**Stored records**
######

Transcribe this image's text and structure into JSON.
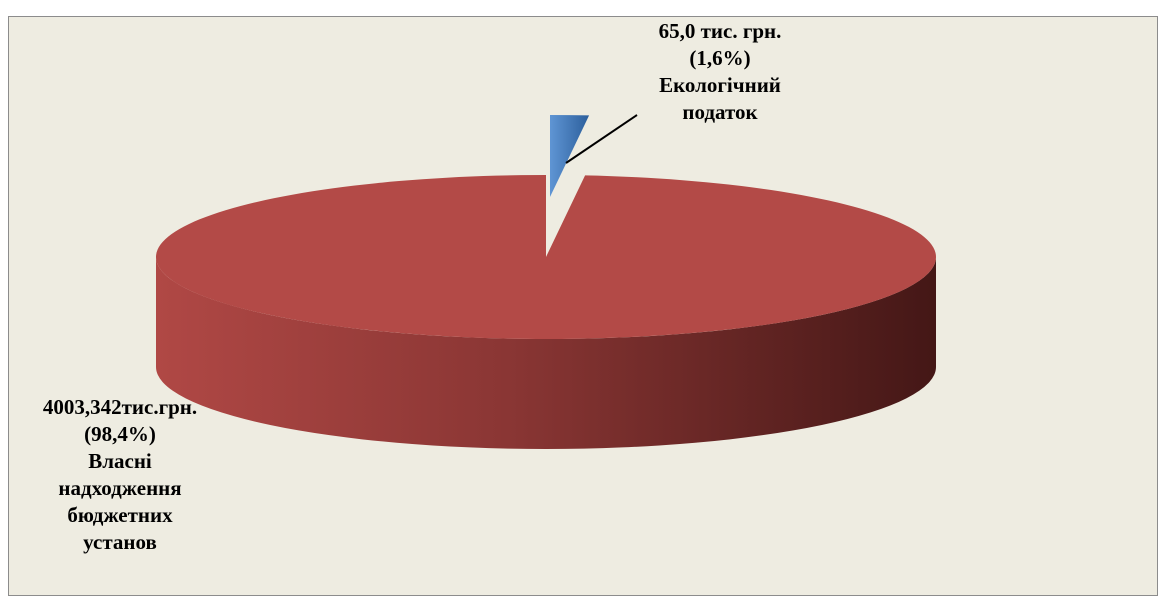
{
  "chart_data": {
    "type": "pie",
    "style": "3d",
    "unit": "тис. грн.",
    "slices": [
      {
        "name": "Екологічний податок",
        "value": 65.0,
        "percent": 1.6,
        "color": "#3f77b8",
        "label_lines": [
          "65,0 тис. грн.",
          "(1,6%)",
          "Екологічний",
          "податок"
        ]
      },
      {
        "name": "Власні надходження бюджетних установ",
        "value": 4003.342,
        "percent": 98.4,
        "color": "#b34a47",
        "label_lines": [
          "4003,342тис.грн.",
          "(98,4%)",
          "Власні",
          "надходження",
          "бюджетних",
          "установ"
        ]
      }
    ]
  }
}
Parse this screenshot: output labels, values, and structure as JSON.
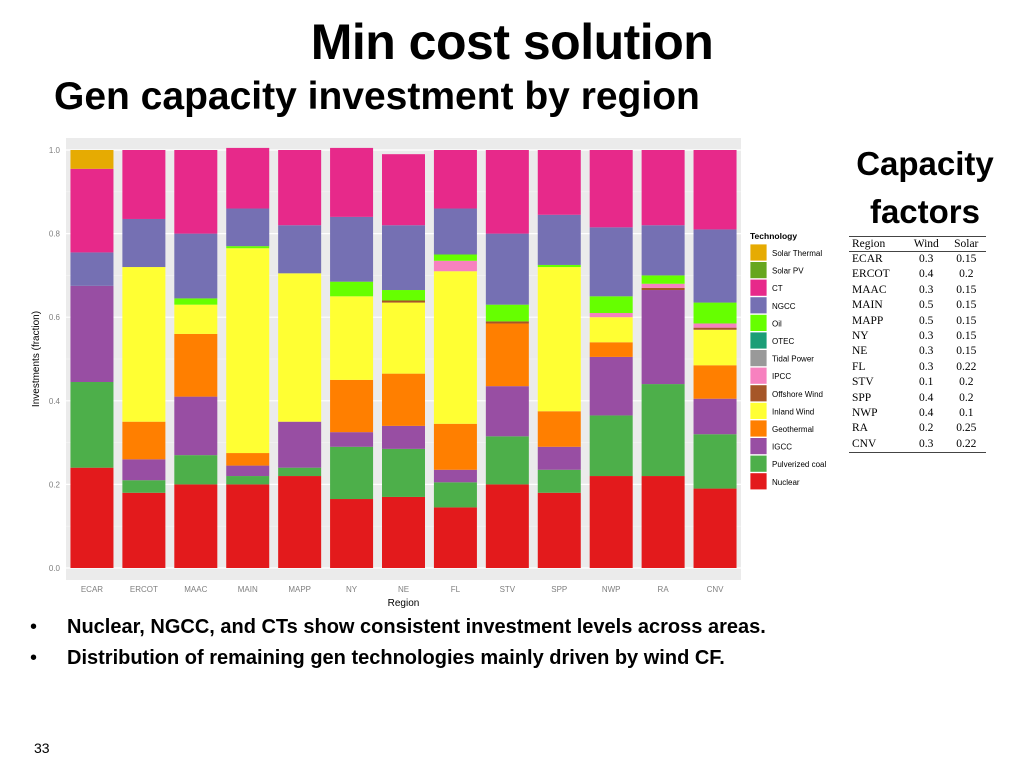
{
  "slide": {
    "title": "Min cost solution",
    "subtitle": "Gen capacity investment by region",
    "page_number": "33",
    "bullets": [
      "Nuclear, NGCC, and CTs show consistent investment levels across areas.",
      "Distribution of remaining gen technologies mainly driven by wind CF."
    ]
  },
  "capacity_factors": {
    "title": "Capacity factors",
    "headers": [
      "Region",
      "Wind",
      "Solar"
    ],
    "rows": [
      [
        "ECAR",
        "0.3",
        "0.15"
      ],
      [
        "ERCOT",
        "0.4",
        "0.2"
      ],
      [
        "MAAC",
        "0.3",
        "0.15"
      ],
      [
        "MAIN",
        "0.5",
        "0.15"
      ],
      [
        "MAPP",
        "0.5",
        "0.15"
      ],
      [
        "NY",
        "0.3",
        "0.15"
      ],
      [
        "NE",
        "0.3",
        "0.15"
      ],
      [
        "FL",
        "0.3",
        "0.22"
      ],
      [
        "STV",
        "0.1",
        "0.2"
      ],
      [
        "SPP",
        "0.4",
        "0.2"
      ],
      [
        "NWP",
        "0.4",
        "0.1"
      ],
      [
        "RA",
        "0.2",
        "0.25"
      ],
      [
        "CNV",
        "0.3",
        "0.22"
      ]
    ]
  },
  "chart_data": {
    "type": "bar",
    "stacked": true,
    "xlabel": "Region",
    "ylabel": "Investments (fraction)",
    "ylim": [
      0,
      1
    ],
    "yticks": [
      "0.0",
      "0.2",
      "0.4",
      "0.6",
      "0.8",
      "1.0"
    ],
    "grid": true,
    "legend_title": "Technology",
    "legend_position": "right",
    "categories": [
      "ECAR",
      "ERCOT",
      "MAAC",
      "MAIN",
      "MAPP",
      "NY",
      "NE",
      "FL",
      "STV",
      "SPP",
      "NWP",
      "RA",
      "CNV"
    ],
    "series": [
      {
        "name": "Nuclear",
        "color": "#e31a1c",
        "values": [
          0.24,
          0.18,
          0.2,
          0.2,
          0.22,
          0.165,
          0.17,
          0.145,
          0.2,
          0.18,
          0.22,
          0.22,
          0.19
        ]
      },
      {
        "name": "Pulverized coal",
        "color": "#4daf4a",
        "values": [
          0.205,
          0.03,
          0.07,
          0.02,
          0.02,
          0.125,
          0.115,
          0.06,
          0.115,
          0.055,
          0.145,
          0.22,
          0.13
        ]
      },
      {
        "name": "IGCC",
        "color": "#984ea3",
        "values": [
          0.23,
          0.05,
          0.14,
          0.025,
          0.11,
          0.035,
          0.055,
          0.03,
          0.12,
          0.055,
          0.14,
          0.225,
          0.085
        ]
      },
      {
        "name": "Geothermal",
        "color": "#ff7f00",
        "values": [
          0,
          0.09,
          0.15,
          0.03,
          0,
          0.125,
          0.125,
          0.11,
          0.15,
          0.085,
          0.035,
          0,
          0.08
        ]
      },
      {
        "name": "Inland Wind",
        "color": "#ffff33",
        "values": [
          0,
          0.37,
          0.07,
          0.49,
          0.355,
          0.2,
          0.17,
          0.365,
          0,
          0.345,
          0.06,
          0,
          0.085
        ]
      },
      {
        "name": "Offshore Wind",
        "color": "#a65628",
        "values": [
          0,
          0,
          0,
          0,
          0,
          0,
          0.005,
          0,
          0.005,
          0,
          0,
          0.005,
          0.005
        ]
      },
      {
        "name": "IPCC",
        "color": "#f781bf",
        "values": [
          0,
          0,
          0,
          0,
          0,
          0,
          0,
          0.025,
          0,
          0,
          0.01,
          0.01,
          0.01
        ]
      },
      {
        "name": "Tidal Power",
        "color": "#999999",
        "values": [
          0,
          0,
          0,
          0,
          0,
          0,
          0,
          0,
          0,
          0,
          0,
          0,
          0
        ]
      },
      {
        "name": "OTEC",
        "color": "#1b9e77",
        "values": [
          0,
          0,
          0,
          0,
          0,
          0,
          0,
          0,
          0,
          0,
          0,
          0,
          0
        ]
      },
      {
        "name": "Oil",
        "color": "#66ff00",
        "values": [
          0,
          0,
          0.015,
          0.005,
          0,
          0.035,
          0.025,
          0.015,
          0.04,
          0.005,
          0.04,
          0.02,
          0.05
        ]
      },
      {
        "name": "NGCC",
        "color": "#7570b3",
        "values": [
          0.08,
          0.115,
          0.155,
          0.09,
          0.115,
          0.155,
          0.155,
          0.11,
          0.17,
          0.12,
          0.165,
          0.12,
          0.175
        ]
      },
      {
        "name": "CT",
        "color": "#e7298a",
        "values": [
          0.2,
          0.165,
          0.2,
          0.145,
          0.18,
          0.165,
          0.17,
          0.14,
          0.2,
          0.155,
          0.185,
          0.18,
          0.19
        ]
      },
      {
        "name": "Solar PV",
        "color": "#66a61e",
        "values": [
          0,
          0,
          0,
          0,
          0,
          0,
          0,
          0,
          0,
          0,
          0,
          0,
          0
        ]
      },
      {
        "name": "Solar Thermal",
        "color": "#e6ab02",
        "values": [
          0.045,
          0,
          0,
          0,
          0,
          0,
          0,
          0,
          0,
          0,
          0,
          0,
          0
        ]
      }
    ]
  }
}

######

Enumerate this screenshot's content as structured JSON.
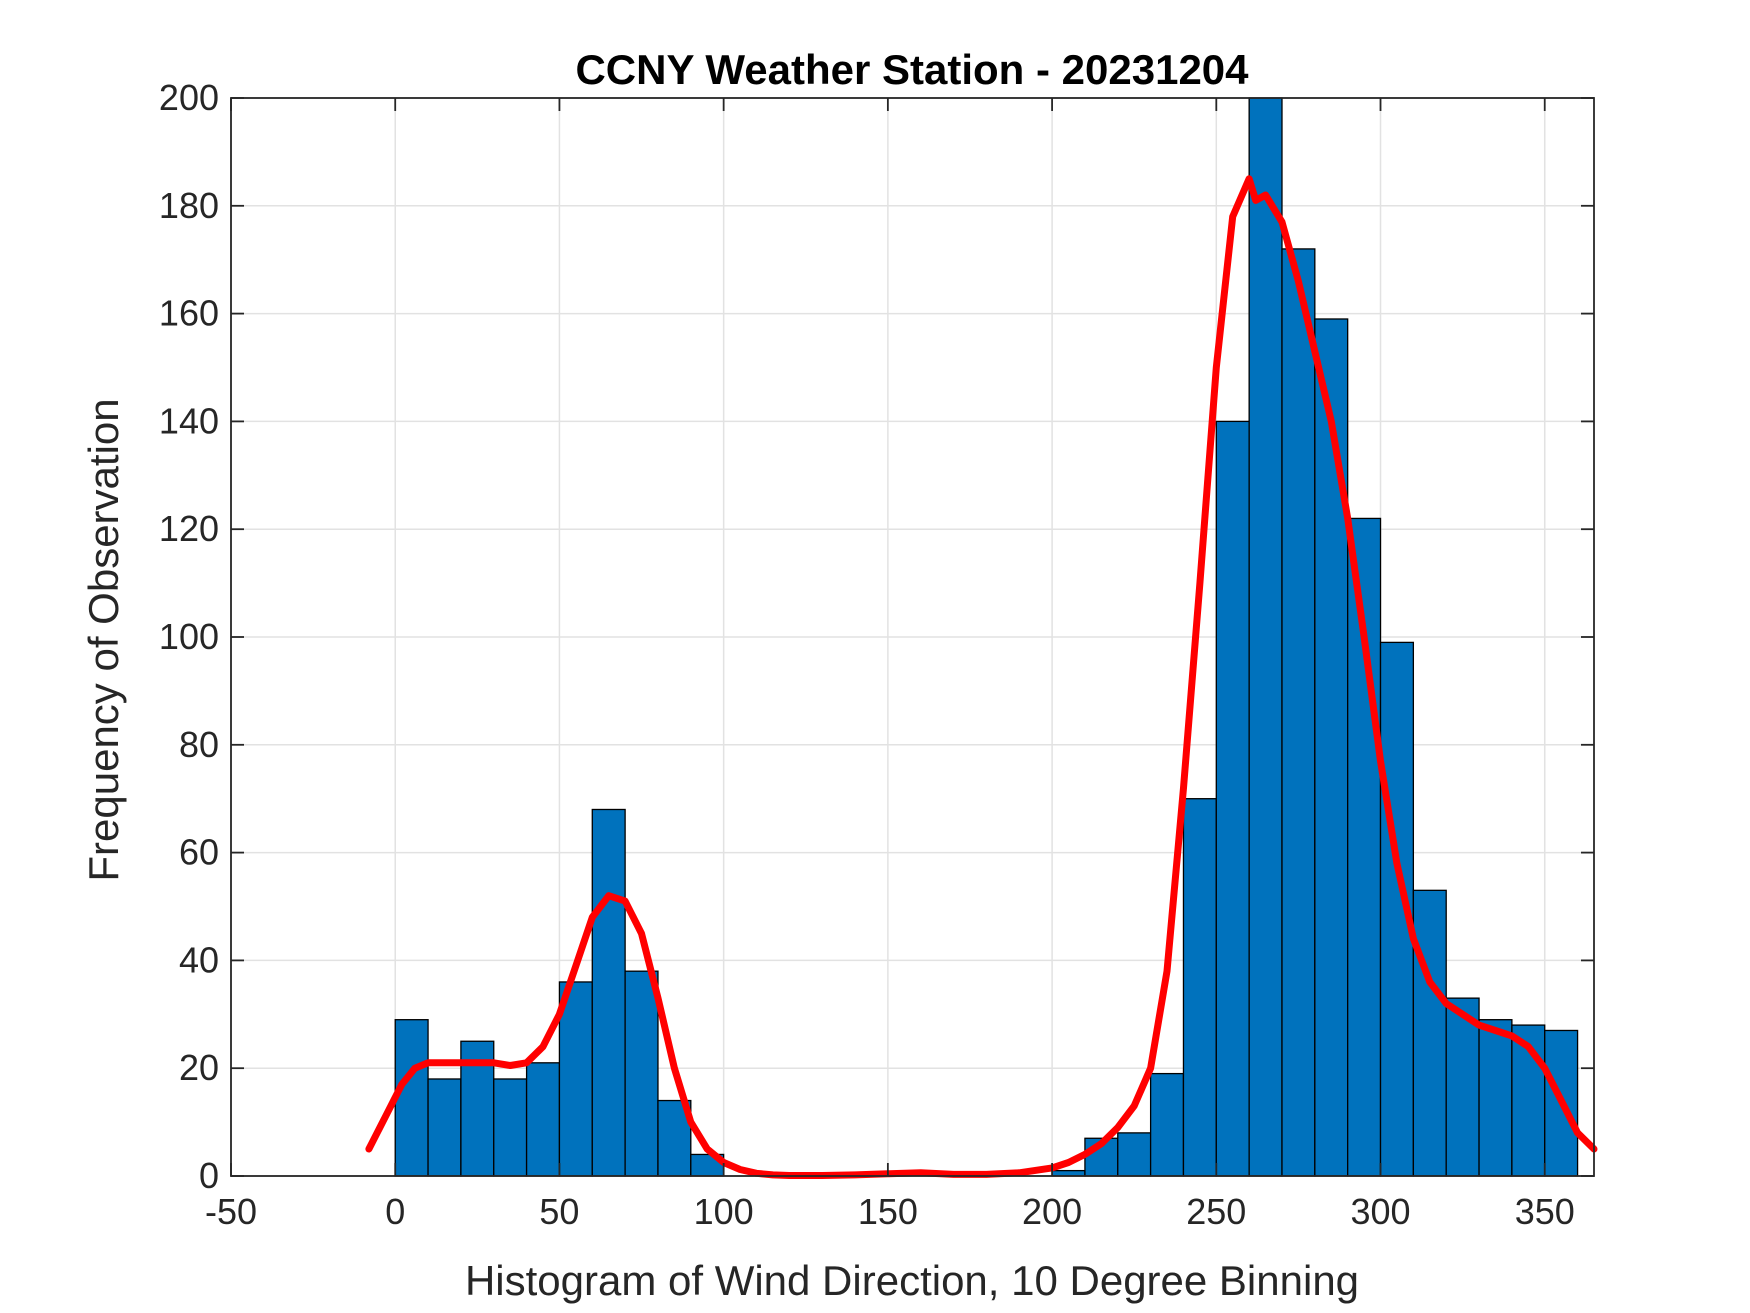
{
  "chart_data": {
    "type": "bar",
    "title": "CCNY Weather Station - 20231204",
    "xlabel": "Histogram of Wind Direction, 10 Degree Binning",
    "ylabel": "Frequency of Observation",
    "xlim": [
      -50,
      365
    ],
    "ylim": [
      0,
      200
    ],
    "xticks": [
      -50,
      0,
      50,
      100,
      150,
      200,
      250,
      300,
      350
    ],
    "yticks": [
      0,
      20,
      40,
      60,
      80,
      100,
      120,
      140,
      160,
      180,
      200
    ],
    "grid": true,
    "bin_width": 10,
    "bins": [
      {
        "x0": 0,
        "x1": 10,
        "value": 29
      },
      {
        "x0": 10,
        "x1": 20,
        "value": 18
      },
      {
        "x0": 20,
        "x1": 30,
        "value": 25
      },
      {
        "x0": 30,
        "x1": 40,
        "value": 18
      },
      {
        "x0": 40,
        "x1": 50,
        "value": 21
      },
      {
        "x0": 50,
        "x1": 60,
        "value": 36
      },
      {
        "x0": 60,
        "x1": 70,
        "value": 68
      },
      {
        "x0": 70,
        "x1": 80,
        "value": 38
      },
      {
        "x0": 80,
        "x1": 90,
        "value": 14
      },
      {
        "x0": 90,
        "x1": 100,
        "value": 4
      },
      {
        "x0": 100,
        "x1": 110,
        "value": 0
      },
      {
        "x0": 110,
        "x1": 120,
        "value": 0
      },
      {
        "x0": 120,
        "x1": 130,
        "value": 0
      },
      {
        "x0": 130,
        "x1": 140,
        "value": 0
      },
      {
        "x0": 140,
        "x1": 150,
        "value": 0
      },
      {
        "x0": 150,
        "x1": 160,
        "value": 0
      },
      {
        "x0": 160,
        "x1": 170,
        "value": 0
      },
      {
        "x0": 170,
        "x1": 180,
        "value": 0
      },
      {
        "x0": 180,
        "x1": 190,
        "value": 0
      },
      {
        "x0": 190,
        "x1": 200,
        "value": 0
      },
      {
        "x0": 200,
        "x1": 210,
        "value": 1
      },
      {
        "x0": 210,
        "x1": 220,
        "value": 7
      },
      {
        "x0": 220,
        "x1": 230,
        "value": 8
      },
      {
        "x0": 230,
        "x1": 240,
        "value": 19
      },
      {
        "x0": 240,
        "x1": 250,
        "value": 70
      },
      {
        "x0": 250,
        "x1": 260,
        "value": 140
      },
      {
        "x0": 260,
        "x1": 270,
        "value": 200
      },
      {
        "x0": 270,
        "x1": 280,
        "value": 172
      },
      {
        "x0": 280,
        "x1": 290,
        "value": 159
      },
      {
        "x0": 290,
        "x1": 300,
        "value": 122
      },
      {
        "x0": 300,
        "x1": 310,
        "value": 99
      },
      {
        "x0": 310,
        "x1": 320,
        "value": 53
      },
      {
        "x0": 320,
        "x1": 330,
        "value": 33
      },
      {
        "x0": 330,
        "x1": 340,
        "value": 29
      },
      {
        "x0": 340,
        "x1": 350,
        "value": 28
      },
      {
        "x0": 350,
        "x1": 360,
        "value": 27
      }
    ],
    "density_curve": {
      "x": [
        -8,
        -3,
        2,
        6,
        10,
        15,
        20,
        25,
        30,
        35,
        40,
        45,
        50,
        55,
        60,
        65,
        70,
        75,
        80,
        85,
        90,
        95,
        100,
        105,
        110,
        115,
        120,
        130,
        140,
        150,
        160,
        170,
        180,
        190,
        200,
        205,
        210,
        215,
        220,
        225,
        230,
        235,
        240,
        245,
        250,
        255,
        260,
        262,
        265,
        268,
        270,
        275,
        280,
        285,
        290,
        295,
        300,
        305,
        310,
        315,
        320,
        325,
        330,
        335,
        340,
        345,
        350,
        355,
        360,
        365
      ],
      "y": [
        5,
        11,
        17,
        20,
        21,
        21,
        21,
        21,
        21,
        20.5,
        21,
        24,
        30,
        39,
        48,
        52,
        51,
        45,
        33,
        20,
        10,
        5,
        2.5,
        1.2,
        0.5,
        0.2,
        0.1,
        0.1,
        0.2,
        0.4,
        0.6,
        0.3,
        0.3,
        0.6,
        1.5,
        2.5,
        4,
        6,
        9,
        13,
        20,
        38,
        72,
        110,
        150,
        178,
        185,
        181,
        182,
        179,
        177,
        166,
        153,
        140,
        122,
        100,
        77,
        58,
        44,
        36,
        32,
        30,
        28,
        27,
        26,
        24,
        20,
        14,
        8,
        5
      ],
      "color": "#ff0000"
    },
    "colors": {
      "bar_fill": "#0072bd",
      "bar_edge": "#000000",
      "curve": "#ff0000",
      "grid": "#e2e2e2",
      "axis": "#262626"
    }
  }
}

######

**Given task**
From the entries above, copy each line holding "бюджетних".

**Reply to the task**
        "name": "Власні надходження бюджетних установ",
          "бюджетних",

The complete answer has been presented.